◆ What is asked ◆
Select all lines holding the word "BELOW" from the entries that follow.

[Extracted records]

---

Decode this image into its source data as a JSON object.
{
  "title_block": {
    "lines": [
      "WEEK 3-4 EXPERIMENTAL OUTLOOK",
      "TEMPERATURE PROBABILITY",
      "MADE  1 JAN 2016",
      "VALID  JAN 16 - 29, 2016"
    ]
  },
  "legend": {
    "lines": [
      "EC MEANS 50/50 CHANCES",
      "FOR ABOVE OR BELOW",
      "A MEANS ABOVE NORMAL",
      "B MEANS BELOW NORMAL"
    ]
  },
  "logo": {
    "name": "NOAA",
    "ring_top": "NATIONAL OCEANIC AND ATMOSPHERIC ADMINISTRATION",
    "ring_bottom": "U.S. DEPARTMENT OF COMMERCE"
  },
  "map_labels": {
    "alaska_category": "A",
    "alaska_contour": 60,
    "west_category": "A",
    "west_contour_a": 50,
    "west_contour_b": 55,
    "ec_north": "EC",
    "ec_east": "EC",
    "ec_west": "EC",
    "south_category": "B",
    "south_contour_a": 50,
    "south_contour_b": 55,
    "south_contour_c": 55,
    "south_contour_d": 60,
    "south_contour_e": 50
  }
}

---

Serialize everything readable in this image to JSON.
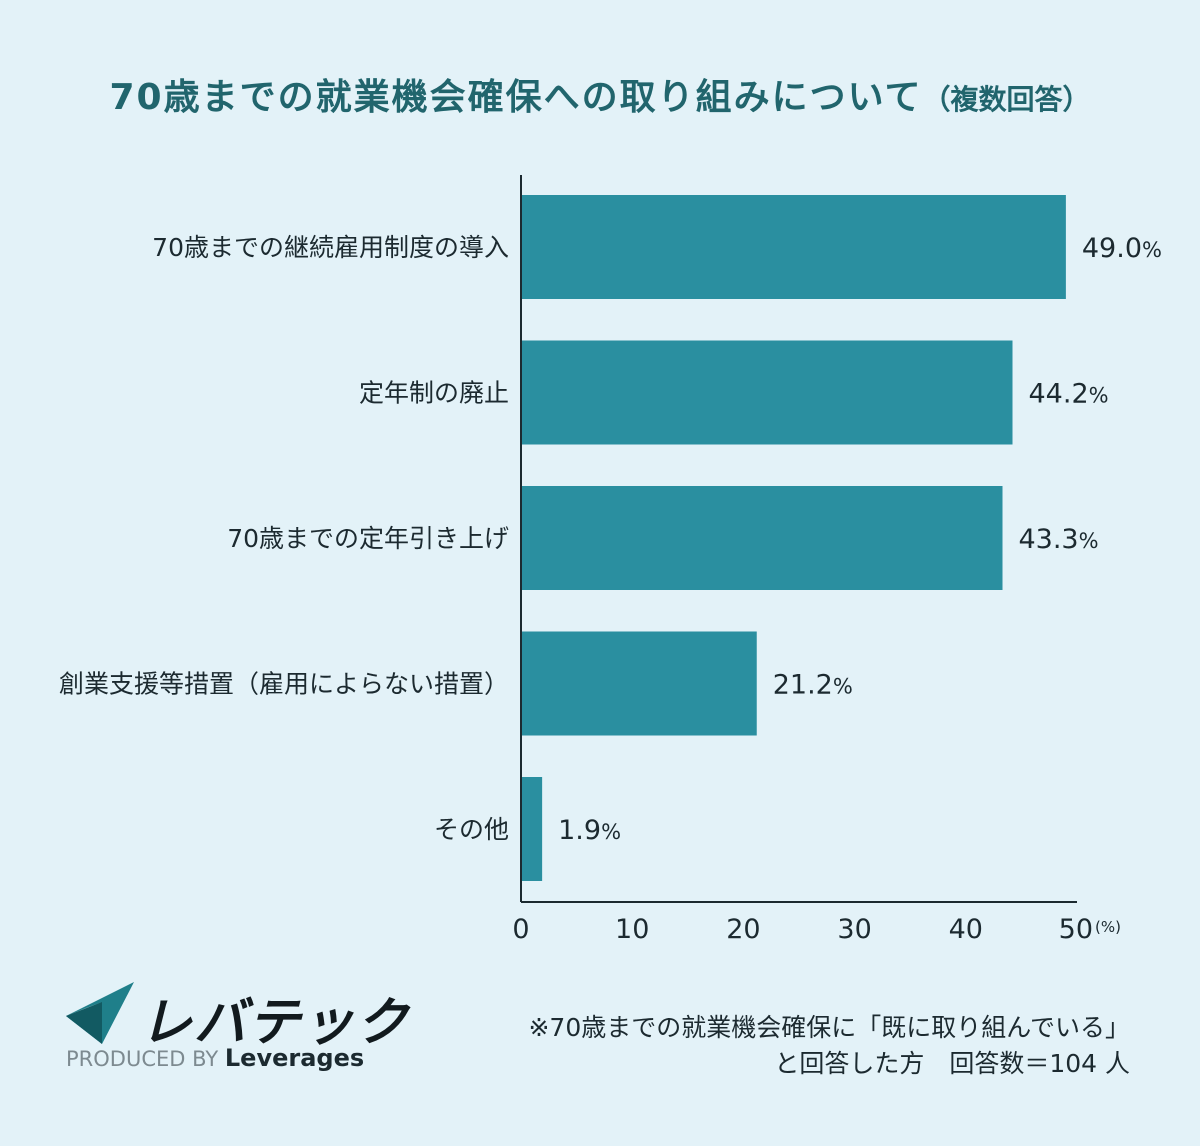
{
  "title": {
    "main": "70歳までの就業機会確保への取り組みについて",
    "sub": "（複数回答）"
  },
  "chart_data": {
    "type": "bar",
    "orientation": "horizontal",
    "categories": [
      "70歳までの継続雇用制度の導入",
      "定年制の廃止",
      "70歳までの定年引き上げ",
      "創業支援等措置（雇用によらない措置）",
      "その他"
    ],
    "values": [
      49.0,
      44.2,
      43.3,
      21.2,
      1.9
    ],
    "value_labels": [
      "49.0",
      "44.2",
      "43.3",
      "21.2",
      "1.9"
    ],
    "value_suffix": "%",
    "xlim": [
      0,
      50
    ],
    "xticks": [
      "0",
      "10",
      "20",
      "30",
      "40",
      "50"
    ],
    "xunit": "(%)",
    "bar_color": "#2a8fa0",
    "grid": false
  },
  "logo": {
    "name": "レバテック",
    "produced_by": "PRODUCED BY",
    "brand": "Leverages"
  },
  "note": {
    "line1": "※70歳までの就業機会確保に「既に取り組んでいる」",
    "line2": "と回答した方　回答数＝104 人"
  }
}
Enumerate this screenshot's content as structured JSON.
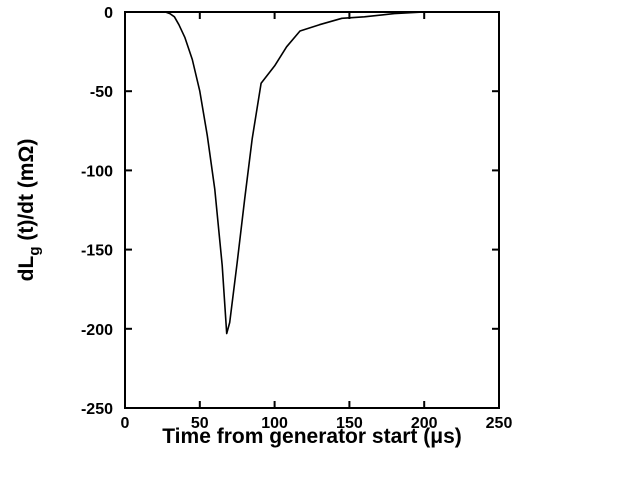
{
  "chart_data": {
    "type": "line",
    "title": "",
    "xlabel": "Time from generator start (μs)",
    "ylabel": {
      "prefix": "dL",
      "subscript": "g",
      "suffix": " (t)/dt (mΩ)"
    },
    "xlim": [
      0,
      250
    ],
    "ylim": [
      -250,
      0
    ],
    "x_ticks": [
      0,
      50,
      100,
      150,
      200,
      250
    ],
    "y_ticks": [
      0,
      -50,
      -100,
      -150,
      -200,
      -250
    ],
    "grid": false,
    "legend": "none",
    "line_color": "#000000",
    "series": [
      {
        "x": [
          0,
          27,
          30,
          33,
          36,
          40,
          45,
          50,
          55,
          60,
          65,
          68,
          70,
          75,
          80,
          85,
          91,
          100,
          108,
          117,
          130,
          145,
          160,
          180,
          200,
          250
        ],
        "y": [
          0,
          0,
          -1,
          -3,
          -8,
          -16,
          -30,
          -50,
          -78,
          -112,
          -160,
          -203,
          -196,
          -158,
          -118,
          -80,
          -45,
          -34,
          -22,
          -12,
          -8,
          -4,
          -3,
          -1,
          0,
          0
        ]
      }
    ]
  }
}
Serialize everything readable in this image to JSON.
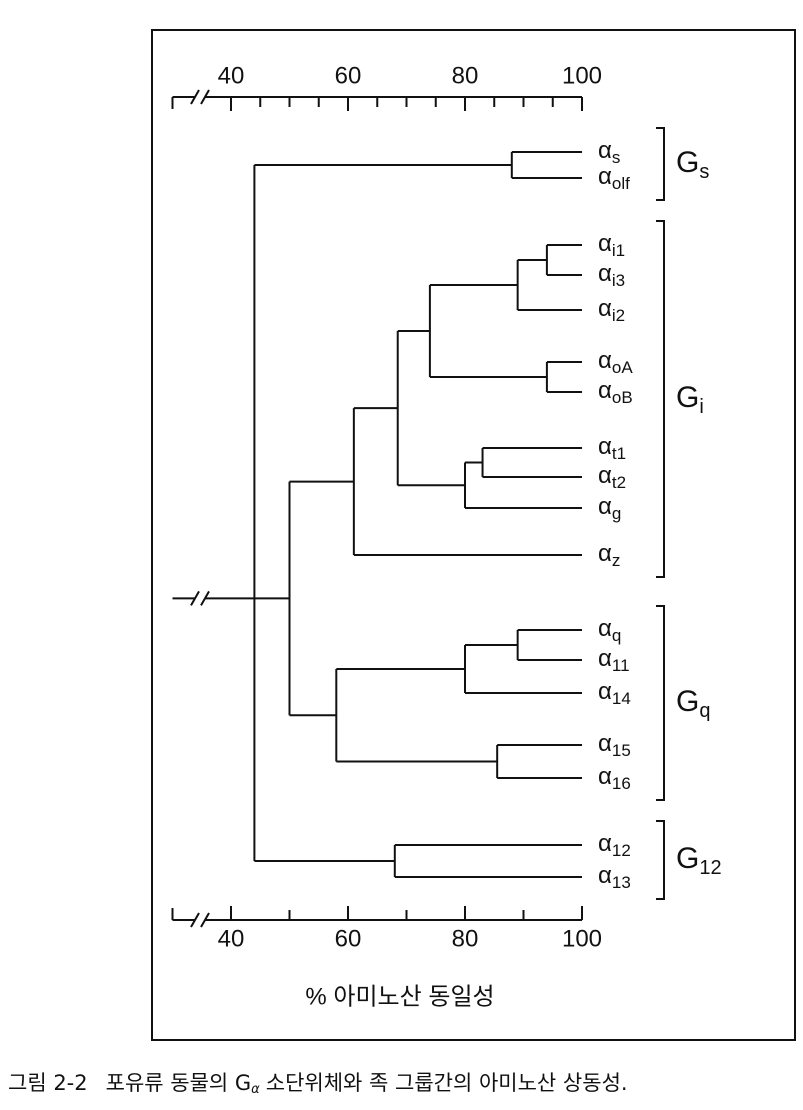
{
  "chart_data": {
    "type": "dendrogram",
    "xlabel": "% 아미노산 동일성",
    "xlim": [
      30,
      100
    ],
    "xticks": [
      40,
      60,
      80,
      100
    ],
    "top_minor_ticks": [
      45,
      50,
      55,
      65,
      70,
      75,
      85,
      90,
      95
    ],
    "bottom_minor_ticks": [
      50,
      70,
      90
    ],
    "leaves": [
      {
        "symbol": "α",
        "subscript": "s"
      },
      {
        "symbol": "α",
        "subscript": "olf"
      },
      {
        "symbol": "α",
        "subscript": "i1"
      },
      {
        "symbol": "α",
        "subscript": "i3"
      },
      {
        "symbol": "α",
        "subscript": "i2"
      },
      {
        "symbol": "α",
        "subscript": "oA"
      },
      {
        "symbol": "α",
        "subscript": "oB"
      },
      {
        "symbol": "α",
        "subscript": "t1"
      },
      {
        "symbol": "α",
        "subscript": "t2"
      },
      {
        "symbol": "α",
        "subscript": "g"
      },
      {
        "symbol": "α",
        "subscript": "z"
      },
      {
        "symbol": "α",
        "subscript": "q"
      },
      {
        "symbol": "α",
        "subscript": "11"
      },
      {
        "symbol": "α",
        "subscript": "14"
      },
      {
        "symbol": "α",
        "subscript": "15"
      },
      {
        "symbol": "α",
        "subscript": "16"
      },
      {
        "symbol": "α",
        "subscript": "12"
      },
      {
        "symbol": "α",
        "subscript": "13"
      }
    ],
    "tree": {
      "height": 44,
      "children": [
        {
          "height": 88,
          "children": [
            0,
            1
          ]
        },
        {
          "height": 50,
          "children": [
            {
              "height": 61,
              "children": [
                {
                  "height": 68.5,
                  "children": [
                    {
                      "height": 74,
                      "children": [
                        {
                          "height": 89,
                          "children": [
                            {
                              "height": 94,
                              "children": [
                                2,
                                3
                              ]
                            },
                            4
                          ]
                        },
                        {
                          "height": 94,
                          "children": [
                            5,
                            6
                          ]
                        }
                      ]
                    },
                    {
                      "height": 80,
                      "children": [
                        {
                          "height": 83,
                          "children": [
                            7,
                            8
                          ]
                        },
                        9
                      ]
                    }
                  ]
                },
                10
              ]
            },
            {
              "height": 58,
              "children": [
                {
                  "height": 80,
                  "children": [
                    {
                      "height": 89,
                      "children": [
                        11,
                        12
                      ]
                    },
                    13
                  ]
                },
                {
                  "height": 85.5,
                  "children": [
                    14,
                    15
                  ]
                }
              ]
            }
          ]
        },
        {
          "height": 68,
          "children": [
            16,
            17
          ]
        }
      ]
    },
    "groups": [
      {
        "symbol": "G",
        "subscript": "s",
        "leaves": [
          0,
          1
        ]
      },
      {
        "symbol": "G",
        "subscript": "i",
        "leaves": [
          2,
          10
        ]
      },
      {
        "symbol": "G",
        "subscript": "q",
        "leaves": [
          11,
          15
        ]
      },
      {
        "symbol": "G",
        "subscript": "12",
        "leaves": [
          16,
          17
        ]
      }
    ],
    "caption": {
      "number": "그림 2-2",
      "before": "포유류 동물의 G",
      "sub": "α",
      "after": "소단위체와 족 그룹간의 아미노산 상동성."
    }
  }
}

---

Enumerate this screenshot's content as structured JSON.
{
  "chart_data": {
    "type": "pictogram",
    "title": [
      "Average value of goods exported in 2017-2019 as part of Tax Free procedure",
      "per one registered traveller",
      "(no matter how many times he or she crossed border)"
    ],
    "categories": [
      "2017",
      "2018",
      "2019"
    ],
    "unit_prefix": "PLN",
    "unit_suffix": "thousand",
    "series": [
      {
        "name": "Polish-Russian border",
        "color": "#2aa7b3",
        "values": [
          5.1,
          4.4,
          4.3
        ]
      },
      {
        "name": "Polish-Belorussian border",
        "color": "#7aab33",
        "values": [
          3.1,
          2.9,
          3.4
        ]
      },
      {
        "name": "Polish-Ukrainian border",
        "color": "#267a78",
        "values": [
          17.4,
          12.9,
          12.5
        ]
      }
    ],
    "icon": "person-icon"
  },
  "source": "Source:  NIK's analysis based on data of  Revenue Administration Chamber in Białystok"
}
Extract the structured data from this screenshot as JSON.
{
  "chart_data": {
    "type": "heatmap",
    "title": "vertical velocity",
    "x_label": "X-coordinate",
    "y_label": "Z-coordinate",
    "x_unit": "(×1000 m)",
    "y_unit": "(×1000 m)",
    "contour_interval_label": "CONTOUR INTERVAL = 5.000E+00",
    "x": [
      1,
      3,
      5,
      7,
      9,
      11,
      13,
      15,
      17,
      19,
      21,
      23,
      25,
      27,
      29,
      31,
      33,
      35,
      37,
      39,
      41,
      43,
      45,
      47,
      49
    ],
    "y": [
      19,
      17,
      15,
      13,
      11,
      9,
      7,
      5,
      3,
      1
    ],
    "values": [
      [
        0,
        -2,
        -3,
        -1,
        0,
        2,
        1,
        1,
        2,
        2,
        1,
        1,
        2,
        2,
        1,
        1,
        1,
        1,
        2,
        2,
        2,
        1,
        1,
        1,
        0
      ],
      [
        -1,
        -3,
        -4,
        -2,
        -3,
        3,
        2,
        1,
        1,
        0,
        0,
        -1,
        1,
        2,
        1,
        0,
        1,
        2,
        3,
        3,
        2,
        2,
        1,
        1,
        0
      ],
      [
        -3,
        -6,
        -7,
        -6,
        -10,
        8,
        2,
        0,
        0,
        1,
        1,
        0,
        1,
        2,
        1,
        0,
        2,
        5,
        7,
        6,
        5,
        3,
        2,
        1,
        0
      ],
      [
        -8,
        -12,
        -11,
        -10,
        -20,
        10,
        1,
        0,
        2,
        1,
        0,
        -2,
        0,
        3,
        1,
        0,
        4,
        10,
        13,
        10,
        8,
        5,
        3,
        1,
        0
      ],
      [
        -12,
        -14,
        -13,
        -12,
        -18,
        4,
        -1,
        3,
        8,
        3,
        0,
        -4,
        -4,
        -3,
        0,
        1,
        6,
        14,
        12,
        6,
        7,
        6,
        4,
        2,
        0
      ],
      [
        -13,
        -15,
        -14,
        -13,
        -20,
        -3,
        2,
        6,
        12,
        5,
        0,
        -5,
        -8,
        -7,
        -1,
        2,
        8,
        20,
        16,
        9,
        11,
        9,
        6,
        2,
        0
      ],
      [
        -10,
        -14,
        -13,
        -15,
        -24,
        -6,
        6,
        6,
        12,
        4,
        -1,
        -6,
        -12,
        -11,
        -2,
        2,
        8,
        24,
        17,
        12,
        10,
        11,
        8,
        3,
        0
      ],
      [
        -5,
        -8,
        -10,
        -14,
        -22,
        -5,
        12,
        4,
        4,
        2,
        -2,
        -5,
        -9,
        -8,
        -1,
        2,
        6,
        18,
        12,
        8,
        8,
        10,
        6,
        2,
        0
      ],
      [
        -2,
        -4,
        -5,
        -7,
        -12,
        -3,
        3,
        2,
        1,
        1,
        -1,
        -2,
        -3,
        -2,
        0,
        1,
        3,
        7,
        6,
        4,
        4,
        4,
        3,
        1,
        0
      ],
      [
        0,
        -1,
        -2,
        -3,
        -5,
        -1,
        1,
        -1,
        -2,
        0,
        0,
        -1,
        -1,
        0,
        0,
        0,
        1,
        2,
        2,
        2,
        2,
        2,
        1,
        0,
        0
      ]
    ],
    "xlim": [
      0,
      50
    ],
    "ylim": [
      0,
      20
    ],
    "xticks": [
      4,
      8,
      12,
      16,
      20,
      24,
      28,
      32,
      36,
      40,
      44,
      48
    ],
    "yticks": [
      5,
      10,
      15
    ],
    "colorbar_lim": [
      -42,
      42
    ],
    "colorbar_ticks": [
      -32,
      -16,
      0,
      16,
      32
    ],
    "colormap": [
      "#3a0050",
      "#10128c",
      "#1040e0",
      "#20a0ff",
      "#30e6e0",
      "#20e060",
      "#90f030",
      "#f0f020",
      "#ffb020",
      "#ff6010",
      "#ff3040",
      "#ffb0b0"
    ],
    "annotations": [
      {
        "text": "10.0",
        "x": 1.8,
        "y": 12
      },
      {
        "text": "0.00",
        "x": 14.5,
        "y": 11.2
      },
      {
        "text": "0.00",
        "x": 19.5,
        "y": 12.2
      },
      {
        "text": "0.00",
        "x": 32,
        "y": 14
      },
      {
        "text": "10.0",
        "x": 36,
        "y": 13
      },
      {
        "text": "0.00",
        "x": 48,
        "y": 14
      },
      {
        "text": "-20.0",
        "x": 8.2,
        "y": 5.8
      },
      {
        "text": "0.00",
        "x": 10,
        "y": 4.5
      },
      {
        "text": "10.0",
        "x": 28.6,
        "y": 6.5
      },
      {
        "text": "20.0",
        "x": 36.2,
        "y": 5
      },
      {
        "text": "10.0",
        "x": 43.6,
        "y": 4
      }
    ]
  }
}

---

◆ Answer to this exercise ◆
      "FOR ABOVE OR BELOW",
      "B MEANS BELOW NORMAL"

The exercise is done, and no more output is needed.